** ACTIVITY **
Look through the material that follows and show every line with the string "Omega".

** DATA EXTRACT **
====
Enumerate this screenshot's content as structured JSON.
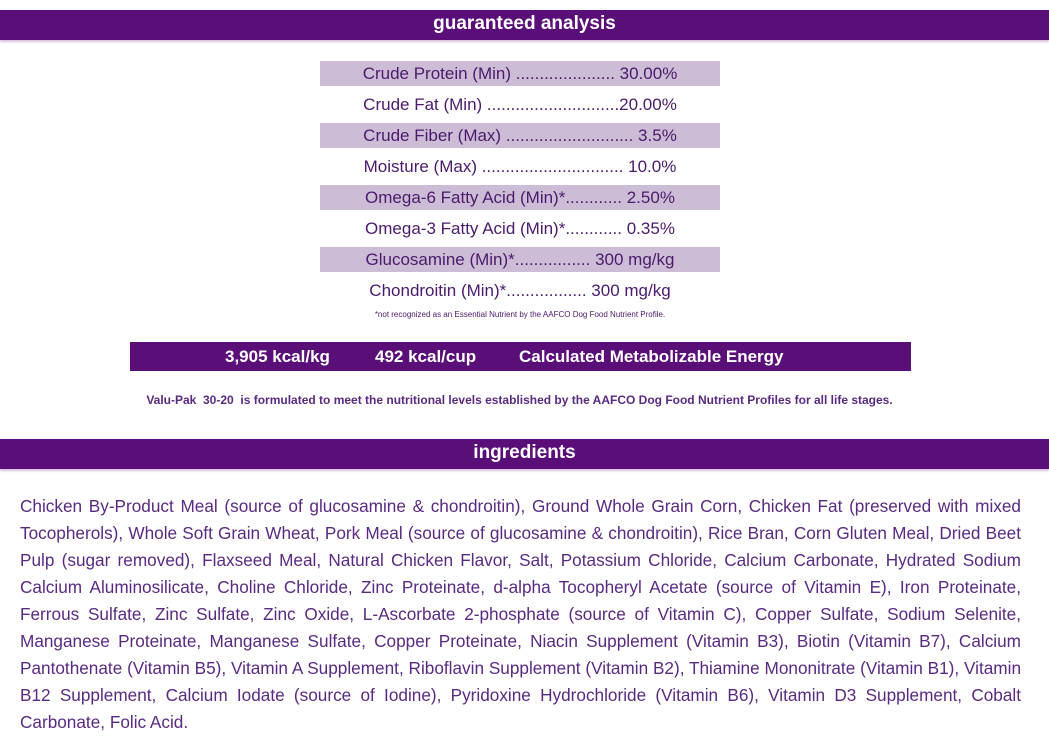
{
  "analysis": {
    "title": "guaranteed analysis",
    "rows": [
      {
        "text": "Crude Protein (Min) ..................... 30.00%"
      },
      {
        "text": "Crude Fat (Min) ............................20.00%"
      },
      {
        "text": "Crude Fiber (Max) ........................... 3.5%"
      },
      {
        "text": "Moisture (Max) ..............................  10.0%"
      },
      {
        "text": "Omega-6 Fatty Acid (Min)*............  2.50%"
      },
      {
        "text": "Omega-3 Fatty Acid (Min)*............  0.35%"
      },
      {
        "text": "Glucosamine (Min)*................ 300 mg/kg"
      },
      {
        "text": "Chondroitin (Min)*................. 300 mg/kg"
      }
    ],
    "footnote": "*not recognized as an Essential Nutrient by the AAFCO Dog Food Nutrient Profile."
  },
  "energy": {
    "kcal_per_kg": "3,905 kcal/kg",
    "kcal_per_cup": "492 kcal/cup",
    "label": "Calculated Metabolizable Energy"
  },
  "statement": "Valu-Pak  30-20  is formulated to meet the nutritional levels established by the AAFCO Dog Food Nutrient Profiles for all life stages.",
  "ingredients": {
    "title": "ingredients",
    "text": "Chicken By-Product Meal (source of glucosamine & chondroitin), Ground Whole Grain Corn, Chicken Fat (preserved with mixed Tocopherols), Whole Soft Grain Wheat, Pork Meal (source of glucosamine & chondroitin), Rice Bran, Corn Gluten Meal, Dried Beet Pulp (sugar removed), Flaxseed Meal, Natural Chicken Flavor, Salt, Potassium Chloride, Calcium Carbonate, Hydrated Sodium Calcium Aluminosilicate, Choline Chloride, Zinc Proteinate, d-alpha Tocopheryl Acetate (source of Vitamin E), Iron Proteinate, Ferrous Sulfate, Zinc Sulfate, Zinc Oxide, L-Ascorbate 2-phosphate (source of Vitamin C), Copper Sulfate, Sodium Selenite, Manganese Proteinate, Manganese Sulfate, Copper Proteinate, Niacin Supplement (Vitamin B3), Biotin (Vitamin B7), Calcium Pantothenate (Vitamin B5), Vitamin A Supplement, Riboflavin Supplement (Vitamin B2), Thiamine Mononitrate (Vitamin B1), Vitamin B12 Supplement, Calcium Iodate (source of Iodine), Pyridoxine Hydrochloride (Vitamin B6), Vitamin D3 Supplement, Cobalt Carbonate, Folic Acid."
  }
}
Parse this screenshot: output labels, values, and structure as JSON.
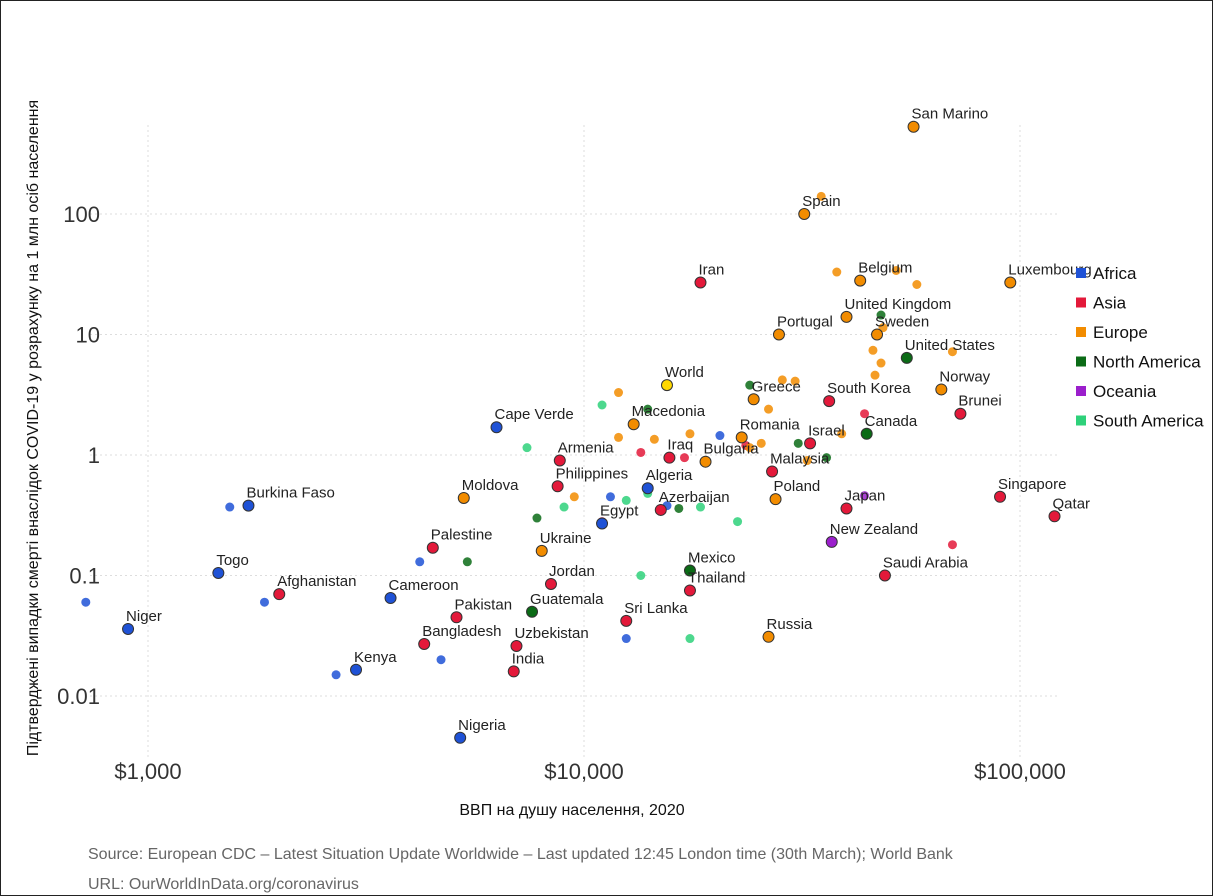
{
  "chart_data": {
    "type": "scatter",
    "xlabel": "ВВП на душу населення, 2020",
    "ylabel": "Підтверджені випадки смерті внаслідок COVID-19 у розрахунку на 1 млн осіб населення",
    "x_scale": "log",
    "y_scale": "log",
    "xlim": [
      700,
      130000
    ],
    "ylim": [
      0.0035,
      900
    ],
    "x_ticks": [
      {
        "value": 1000,
        "label": "$1,000"
      },
      {
        "value": 10000,
        "label": "$10,000"
      },
      {
        "value": 100000,
        "label": "$100,000"
      }
    ],
    "y_ticks": [
      {
        "value": 0.01,
        "label": "0.01"
      },
      {
        "value": 0.1,
        "label": "0.1"
      },
      {
        "value": 1,
        "label": "1"
      },
      {
        "value": 10,
        "label": "10"
      },
      {
        "value": 100,
        "label": "100"
      }
    ],
    "grid": true,
    "legend_position": "right",
    "regions": [
      {
        "name": "Africa",
        "color": "#1f52d6"
      },
      {
        "name": "Asia",
        "color": "#e3193a"
      },
      {
        "name": "Europe",
        "color": "#f28c00"
      },
      {
        "name": "North America",
        "color": "#0b6b16"
      },
      {
        "name": "Oceania",
        "color": "#9b1fcc"
      },
      {
        "name": "South America",
        "color": "#2ed17a"
      }
    ],
    "labeled_points": [
      {
        "label": "San Marino",
        "region": "Europe",
        "x": 57000,
        "y": 530
      },
      {
        "label": "Spain",
        "region": "Europe",
        "x": 32000,
        "y": 100
      },
      {
        "label": "Iran",
        "region": "Asia",
        "x": 18500,
        "y": 27
      },
      {
        "label": "Belgium",
        "region": "Europe",
        "x": 43000,
        "y": 28
      },
      {
        "label": "Luxembourg",
        "region": "Europe",
        "x": 95000,
        "y": 27
      },
      {
        "label": "United Kingdom",
        "region": "Europe",
        "x": 40000,
        "y": 14
      },
      {
        "label": "Portugal",
        "region": "Europe",
        "x": 28000,
        "y": 10
      },
      {
        "label": "Sweden",
        "region": "Europe",
        "x": 47000,
        "y": 10
      },
      {
        "label": "United States",
        "region": "North America",
        "x": 55000,
        "y": 6.4
      },
      {
        "label": "World",
        "region": "World",
        "x": 15500,
        "y": 3.8
      },
      {
        "label": "Greece",
        "region": "Europe",
        "x": 24500,
        "y": 2.9
      },
      {
        "label": "South Korea",
        "region": "Asia",
        "x": 36500,
        "y": 2.8
      },
      {
        "label": "Norway",
        "region": "Europe",
        "x": 66000,
        "y": 3.5
      },
      {
        "label": "Brunei",
        "region": "Asia",
        "x": 73000,
        "y": 2.2
      },
      {
        "label": "Cape Verde",
        "region": "Africa",
        "x": 6300,
        "y": 1.7
      },
      {
        "label": "Macedonia",
        "region": "Europe",
        "x": 13000,
        "y": 1.8
      },
      {
        "label": "Romania",
        "region": "Europe",
        "x": 23000,
        "y": 1.4
      },
      {
        "label": "Israel",
        "region": "Asia",
        "x": 33000,
        "y": 1.25
      },
      {
        "label": "Canada",
        "region": "North America",
        "x": 44500,
        "y": 1.5
      },
      {
        "label": "Armenia",
        "region": "Asia",
        "x": 8800,
        "y": 0.9
      },
      {
        "label": "Iraq",
        "region": "Asia",
        "x": 15700,
        "y": 0.95
      },
      {
        "label": "Bulgaria",
        "region": "Europe",
        "x": 19000,
        "y": 0.88
      },
      {
        "label": "Malaysia",
        "region": "Asia",
        "x": 27000,
        "y": 0.73
      },
      {
        "label": "Moldova",
        "region": "Europe",
        "x": 5300,
        "y": 0.44
      },
      {
        "label": "Philippines",
        "region": "Asia",
        "x": 8700,
        "y": 0.55
      },
      {
        "label": "Algeria",
        "region": "Africa",
        "x": 14000,
        "y": 0.53
      },
      {
        "label": "Poland",
        "region": "Europe",
        "x": 27500,
        "y": 0.43
      },
      {
        "label": "Japan",
        "region": "Asia",
        "x": 40000,
        "y": 0.36
      },
      {
        "label": "Singapore",
        "region": "Asia",
        "x": 90000,
        "y": 0.45
      },
      {
        "label": "Qatar",
        "region": "Asia",
        "x": 120000,
        "y": 0.31
      },
      {
        "label": "Burkina Faso",
        "region": "Africa",
        "x": 1700,
        "y": 0.38
      },
      {
        "label": "Egypt",
        "region": "Africa",
        "x": 11000,
        "y": 0.27
      },
      {
        "label": "Azerbaijan",
        "region": "Asia",
        "x": 15000,
        "y": 0.35
      },
      {
        "label": "Palestine",
        "region": "Asia",
        "x": 4500,
        "y": 0.17
      },
      {
        "label": "Ukraine",
        "region": "Europe",
        "x": 8000,
        "y": 0.16
      },
      {
        "label": "New Zealand",
        "region": "Oceania",
        "x": 37000,
        "y": 0.19
      },
      {
        "label": "Togo",
        "region": "Africa",
        "x": 1450,
        "y": 0.105
      },
      {
        "label": "Afghanistan",
        "region": "Asia",
        "x": 2000,
        "y": 0.07
      },
      {
        "label": "Cameroon",
        "region": "Africa",
        "x": 3600,
        "y": 0.065
      },
      {
        "label": "Jordan",
        "region": "Asia",
        "x": 8400,
        "y": 0.085
      },
      {
        "label": "Mexico",
        "region": "North America",
        "x": 17500,
        "y": 0.11
      },
      {
        "label": "Thailand",
        "region": "Asia",
        "x": 17500,
        "y": 0.075
      },
      {
        "label": "Saudi Arabia",
        "region": "Asia",
        "x": 49000,
        "y": 0.1
      },
      {
        "label": "Niger",
        "region": "Africa",
        "x": 900,
        "y": 0.036
      },
      {
        "label": "Pakistan",
        "region": "Asia",
        "x": 5100,
        "y": 0.045
      },
      {
        "label": "Guatemala",
        "region": "North America",
        "x": 7600,
        "y": 0.05
      },
      {
        "label": "Sri Lanka",
        "region": "Asia",
        "x": 12500,
        "y": 0.042
      },
      {
        "label": "Russia",
        "region": "Europe",
        "x": 26500,
        "y": 0.031
      },
      {
        "label": "Bangladesh",
        "region": "Asia",
        "x": 4300,
        "y": 0.027
      },
      {
        "label": "Uzbekistan",
        "region": "Asia",
        "x": 7000,
        "y": 0.026
      },
      {
        "label": "Kenya",
        "region": "Africa",
        "x": 3000,
        "y": 0.0165
      },
      {
        "label": "India",
        "region": "Asia",
        "x": 6900,
        "y": 0.016
      },
      {
        "label": "Nigeria",
        "region": "Africa",
        "x": 5200,
        "y": 0.0045
      }
    ],
    "other_points": [
      {
        "region": "Africa",
        "x": 720,
        "y": 0.06
      },
      {
        "region": "Africa",
        "x": 1540,
        "y": 0.37
      },
      {
        "region": "Africa",
        "x": 1850,
        "y": 0.06
      },
      {
        "region": "Africa",
        "x": 4200,
        "y": 0.13
      },
      {
        "region": "Africa",
        "x": 2700,
        "y": 0.015
      },
      {
        "region": "Africa",
        "x": 4700,
        "y": 0.02
      },
      {
        "region": "Africa",
        "x": 11500,
        "y": 0.45
      },
      {
        "region": "Africa",
        "x": 12500,
        "y": 0.03
      },
      {
        "region": "Africa",
        "x": 15500,
        "y": 0.38
      },
      {
        "region": "Africa",
        "x": 20500,
        "y": 1.45
      },
      {
        "region": "Asia",
        "x": 11000,
        "y": 0.28
      },
      {
        "region": "Asia",
        "x": 13500,
        "y": 1.05
      },
      {
        "region": "Asia",
        "x": 17000,
        "y": 0.95
      },
      {
        "region": "Asia",
        "x": 23500,
        "y": 1.2
      },
      {
        "region": "Asia",
        "x": 44000,
        "y": 2.2
      },
      {
        "region": "Asia",
        "x": 70000,
        "y": 0.18
      },
      {
        "region": "Europe",
        "x": 9500,
        "y": 0.45
      },
      {
        "region": "Europe",
        "x": 12000,
        "y": 1.4
      },
      {
        "region": "Europe",
        "x": 12000,
        "y": 3.3
      },
      {
        "region": "Europe",
        "x": 14500,
        "y": 1.35
      },
      {
        "region": "Europe",
        "x": 17500,
        "y": 1.5
      },
      {
        "region": "Europe",
        "x": 24000,
        "y": 1.15
      },
      {
        "region": "Europe",
        "x": 25500,
        "y": 1.25
      },
      {
        "region": "Europe",
        "x": 26500,
        "y": 2.4
      },
      {
        "region": "Europe",
        "x": 28500,
        "y": 4.2
      },
      {
        "region": "Europe",
        "x": 30500,
        "y": 4.1
      },
      {
        "region": "Europe",
        "x": 32500,
        "y": 0.9
      },
      {
        "region": "Europe",
        "x": 35000,
        "y": 140
      },
      {
        "region": "Europe",
        "x": 38000,
        "y": 33
      },
      {
        "region": "Europe",
        "x": 39000,
        "y": 1.5
      },
      {
        "region": "Europe",
        "x": 46000,
        "y": 7.4
      },
      {
        "region": "Europe",
        "x": 46500,
        "y": 4.6
      },
      {
        "region": "Europe",
        "x": 48000,
        "y": 5.8
      },
      {
        "region": "Europe",
        "x": 48500,
        "y": 11.4
      },
      {
        "region": "Europe",
        "x": 52000,
        "y": 34
      },
      {
        "region": "Europe",
        "x": 58000,
        "y": 26
      },
      {
        "region": "Europe",
        "x": 70000,
        "y": 7.2
      },
      {
        "region": "North America",
        "x": 7800,
        "y": 0.3
      },
      {
        "region": "North America",
        "x": 5400,
        "y": 0.13
      },
      {
        "region": "North America",
        "x": 14000,
        "y": 2.4
      },
      {
        "region": "North America",
        "x": 16500,
        "y": 0.36
      },
      {
        "region": "North America",
        "x": 24000,
        "y": 3.8
      },
      {
        "region": "North America",
        "x": 31000,
        "y": 1.25
      },
      {
        "region": "North America",
        "x": 36000,
        "y": 0.95
      },
      {
        "region": "North America",
        "x": 48000,
        "y": 14.5
      },
      {
        "region": "Oceania",
        "x": 44000,
        "y": 0.46
      },
      {
        "region": "South America",
        "x": 7400,
        "y": 1.15
      },
      {
        "region": "South America",
        "x": 9000,
        "y": 0.37
      },
      {
        "region": "South America",
        "x": 11000,
        "y": 2.6
      },
      {
        "region": "South America",
        "x": 12500,
        "y": 0.42
      },
      {
        "region": "South America",
        "x": 13500,
        "y": 0.1
      },
      {
        "region": "South America",
        "x": 14000,
        "y": 0.48
      },
      {
        "region": "South America",
        "x": 17500,
        "y": 0.03
      },
      {
        "region": "South America",
        "x": 18500,
        "y": 0.37
      },
      {
        "region": "South America",
        "x": 22500,
        "y": 0.28
      }
    ],
    "world_color": "#ffd800"
  },
  "source_text": "Source: European CDC – Latest Situation Update Worldwide – Last updated 12:45 London time (30th March); World Bank",
  "url_text": "URL: OurWorldInData.org/coronavirus"
}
====
** OUTPUT OF THE EXERCISE **
        "text": "Omega-6 Fatty Acid (Min)*............  2.50%"
        "text": "Omega-3 Fatty Acid (Min)*............  0.35%"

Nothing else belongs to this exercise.